*GOAL*
Copy the records below line for line without any changes, leaving out the pictures.

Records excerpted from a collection

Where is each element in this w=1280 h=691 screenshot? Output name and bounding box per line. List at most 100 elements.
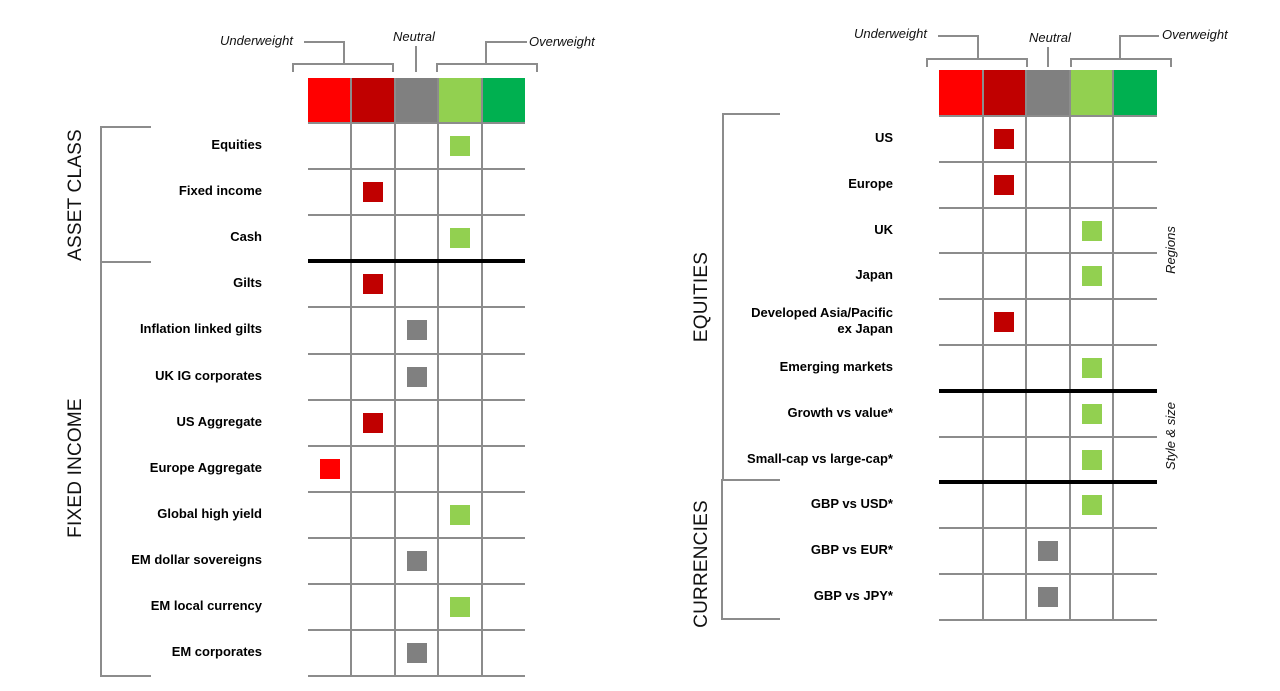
position-marker (994, 312, 1015, 333)
position-marker (994, 174, 1015, 195)
overweight-bracket-tick (536, 63, 538, 72)
position-marker (1081, 449, 1102, 470)
row-label: GBP vs JPY* (814, 588, 893, 604)
row-label-line: Emerging markets (779, 358, 893, 374)
group-label-currencies: CURRENCIES (691, 500, 712, 628)
scale-swatch-3 (1026, 70, 1070, 116)
overweight-leader (485, 41, 527, 43)
group-bracket-line (721, 479, 723, 620)
row-label-line: UK IG corporates (155, 367, 262, 383)
overweight-bracket-tick (1170, 58, 1172, 67)
group-label-asset-class: ASSET CLASS (65, 129, 86, 261)
section-separator (939, 388, 1157, 393)
scale-swatch-3 (394, 78, 439, 123)
row-label: Growth vs value* (788, 405, 893, 421)
grid-row-divider (939, 206, 1157, 209)
underweight-stem (977, 35, 979, 60)
row-label-line: Europe (848, 175, 893, 191)
grid-row-divider (939, 252, 1157, 255)
row-label: Small-cap vs large-cap* (747, 451, 893, 467)
group-label-equities: EQUITIES (691, 251, 712, 343)
grid-row-divider (308, 168, 525, 171)
row-label: Global high yield (157, 506, 262, 522)
underweight-bracket (926, 58, 1028, 60)
row-label: Developed Asia/Pacific ex Japan (751, 305, 893, 337)
grid-row-divider (939, 344, 1157, 346)
position-marker (363, 412, 384, 433)
overweight-leader (1119, 35, 1159, 37)
group-bracket-tick (722, 113, 780, 115)
position-marker (1038, 541, 1058, 562)
underweight-label: Underweight (854, 26, 927, 41)
row-label: UK (874, 222, 893, 238)
group-bracket-tick (722, 479, 780, 481)
position-marker (449, 228, 470, 249)
row-label: Gilts (233, 275, 262, 291)
row-label-line: Growth vs value* (787, 404, 893, 420)
scale-swatch-1 (939, 70, 983, 116)
group-bracket-line (100, 126, 102, 677)
row-label: UK IG corporates (155, 368, 262, 384)
position-marker (406, 320, 427, 341)
group-bracket-tick (100, 675, 151, 677)
row-label: Inflation linked gilts (140, 321, 262, 337)
row-label: GBP vs USD* (811, 496, 893, 512)
grid-row-divider (308, 214, 525, 217)
grid-column-divider (437, 78, 440, 677)
position-marker (406, 550, 427, 571)
side-label-regions: Regions (1163, 226, 1178, 274)
overweight-label: Overweight (1162, 27, 1228, 42)
side-label-style-size: Style & size (1163, 402, 1178, 470)
grid-row-divider (308, 583, 525, 585)
position-marker (449, 136, 470, 157)
position-marker (1081, 403, 1102, 424)
scale-swatch-4 (438, 78, 482, 123)
grid-row-divider (308, 352, 525, 355)
grid-row-divider (939, 435, 1157, 438)
group-bracket-tick (100, 261, 151, 263)
row-label: EM corporates (172, 644, 262, 660)
section-separator (939, 480, 1157, 485)
row-label-line: ex Japan (837, 321, 893, 337)
grid-row-divider (308, 122, 525, 124)
row-label-line: Fixed income (178, 183, 262, 199)
row-label-line: GBP vs EUR* (810, 542, 893, 558)
overweight-stem (485, 41, 487, 65)
grid-row-divider (308, 398, 525, 401)
position-marker (363, 274, 384, 295)
position-marker (406, 366, 427, 387)
row-label-line: Cash (230, 229, 262, 245)
grid-column-divider (393, 78, 396, 677)
overweight-label: Overweight (529, 34, 595, 49)
underweight-leader (304, 41, 345, 43)
scale-swatch-2 (982, 70, 1027, 116)
position-marker (363, 182, 384, 203)
row-label-line: Equities (211, 137, 262, 153)
group-bracket-tick (100, 126, 151, 128)
underweight-bracket-tick (926, 58, 928, 67)
row-label-line: EM corporates (171, 644, 262, 660)
neutral-label: Neutral (1029, 30, 1071, 45)
row-label-line: GBP vs USD* (810, 496, 893, 512)
row-label-line: Gilts (233, 275, 262, 291)
row-label-line: Developed Asia/Pacific (751, 305, 893, 321)
row-label: Japan (855, 267, 893, 283)
grid-row-divider (939, 618, 1157, 621)
scale-swatch-5 (1113, 70, 1157, 116)
row-label: Europe Aggregate (150, 460, 262, 476)
row-label: Fixed income (179, 183, 262, 199)
position-marker (994, 128, 1015, 149)
underweight-leader (938, 35, 979, 37)
row-label-line: GBP vs JPY* (813, 587, 893, 603)
position-marker (1081, 495, 1102, 516)
grid-row-divider (939, 527, 1157, 530)
position-marker (449, 504, 470, 525)
scale-swatch-1 (308, 78, 352, 123)
row-label: Cash (230, 229, 262, 245)
position-marker (1081, 266, 1102, 287)
overweight-bracket (1070, 58, 1172, 60)
grid-row-divider (308, 629, 525, 632)
row-label: Emerging markets (780, 359, 893, 375)
neutral-stem (415, 46, 417, 72)
position-marker (449, 597, 470, 618)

*EXERCISE ANSWER*
Where is each element in this w=1280 h=691 screenshot? Output name and bounding box per line. List at most 100 elements.
position-marker (994, 312, 1015, 333)
position-marker (994, 174, 1015, 195)
overweight-bracket-tick (536, 63, 538, 72)
position-marker (1081, 449, 1102, 470)
row-label: GBP vs JPY* (814, 588, 893, 604)
row-label-line: Emerging markets (779, 358, 893, 374)
group-label-currencies: CURRENCIES (691, 500, 712, 628)
scale-swatch-3 (1026, 70, 1070, 116)
overweight-leader (485, 41, 527, 43)
group-bracket-line (721, 479, 723, 620)
row-label-line: UK IG corporates (155, 367, 262, 383)
overweight-bracket-tick (1170, 58, 1172, 67)
group-label-asset-class: ASSET CLASS (65, 129, 86, 261)
section-separator (939, 388, 1157, 393)
scale-swatch-3 (394, 78, 439, 123)
row-label: Growth vs value* (788, 405, 893, 421)
grid-row-divider (939, 206, 1157, 209)
underweight-stem (977, 35, 979, 60)
row-label-line: Europe (848, 175, 893, 191)
grid-row-divider (939, 252, 1157, 255)
row-label: Small-cap vs large-cap* (747, 451, 893, 467)
group-label-equities: EQUITIES (691, 251, 712, 343)
grid-row-divider (308, 168, 525, 171)
row-label: Global high yield (157, 506, 262, 522)
underweight-bracket (926, 58, 1028, 60)
row-label: Developed Asia/Pacific ex Japan (751, 305, 893, 337)
grid-row-divider (939, 344, 1157, 346)
position-marker (363, 412, 384, 433)
overweight-leader (1119, 35, 1159, 37)
group-bracket-tick (722, 113, 780, 115)
position-marker (1038, 541, 1058, 562)
underweight-label: Underweight (854, 26, 927, 41)
row-label: UK (874, 222, 893, 238)
group-bracket-tick (722, 479, 780, 481)
position-marker (449, 228, 470, 249)
row-label: Gilts (233, 275, 262, 291)
row-label-line: Growth vs value* (787, 404, 893, 420)
scale-swatch-1 (939, 70, 983, 116)
group-bracket-line (100, 126, 102, 677)
row-label: UK IG corporates (155, 368, 262, 384)
position-marker (406, 320, 427, 341)
group-bracket-tick (100, 675, 151, 677)
row-label: Inflation linked gilts (140, 321, 262, 337)
row-label: GBP vs USD* (811, 496, 893, 512)
grid-row-divider (308, 214, 525, 217)
grid-column-divider (437, 78, 440, 677)
position-marker (406, 550, 427, 571)
side-label-regions: Regions (1163, 226, 1178, 274)
overweight-label: Overweight (1162, 27, 1228, 42)
side-label-style-size: Style & size (1163, 402, 1178, 470)
grid-row-divider (308, 583, 525, 585)
position-marker (449, 136, 470, 157)
position-marker (1081, 403, 1102, 424)
scale-swatch-4 (438, 78, 482, 123)
grid-row-divider (308, 352, 525, 355)
grid-row-divider (939, 435, 1157, 438)
group-bracket-tick (100, 261, 151, 263)
row-label: EM corporates (172, 644, 262, 660)
section-separator (939, 480, 1157, 485)
row-label-line: ex Japan (837, 321, 893, 337)
grid-row-divider (308, 122, 525, 124)
row-label-line: Fixed income (178, 183, 262, 199)
row-label-line: GBP vs EUR* (810, 542, 893, 558)
overweight-stem (485, 41, 487, 65)
grid-row-divider (308, 398, 525, 401)
position-marker (363, 274, 384, 295)
position-marker (406, 366, 427, 387)
row-label-line: Cash (230, 229, 262, 245)
grid-column-divider (393, 78, 396, 677)
overweight-label: Overweight (529, 34, 595, 49)
underweight-leader (304, 41, 345, 43)
scale-swatch-2 (982, 70, 1027, 116)
position-marker (363, 182, 384, 203)
row-label-line: Equities (211, 137, 262, 153)
group-bracket-tick (100, 126, 151, 128)
underweight-bracket-tick (926, 58, 928, 67)
row-label-line: EM corporates (171, 644, 262, 660)
neutral-label: Neutral (1029, 30, 1071, 45)
row-label-line: GBP vs USD* (810, 496, 893, 512)
row-label-line: Gilts (233, 275, 262, 291)
row-label-line: Developed Asia/Pacific (751, 305, 893, 321)
row-label: Japan (855, 267, 893, 283)
grid-row-divider (939, 618, 1157, 621)
scale-swatch-5 (1113, 70, 1157, 116)
row-label: Europe Aggregate (150, 460, 262, 476)
row-label: Fixed income (179, 183, 262, 199)
position-marker (994, 128, 1015, 149)
underweight-leader (938, 35, 979, 37)
row-label-line: GBP vs JPY* (813, 587, 893, 603)
position-marker (1081, 495, 1102, 516)
grid-row-divider (939, 527, 1157, 530)
position-marker (449, 504, 470, 525)
scale-swatch-1 (308, 78, 352, 123)
row-label: Cash (230, 229, 262, 245)
position-marker (1081, 266, 1102, 287)
overweight-bracket (1070, 58, 1172, 60)
grid-row-divider (308, 629, 525, 632)
row-label: Emerging markets (780, 359, 893, 375)
neutral-stem (415, 46, 417, 72)
position-marker (449, 597, 470, 618)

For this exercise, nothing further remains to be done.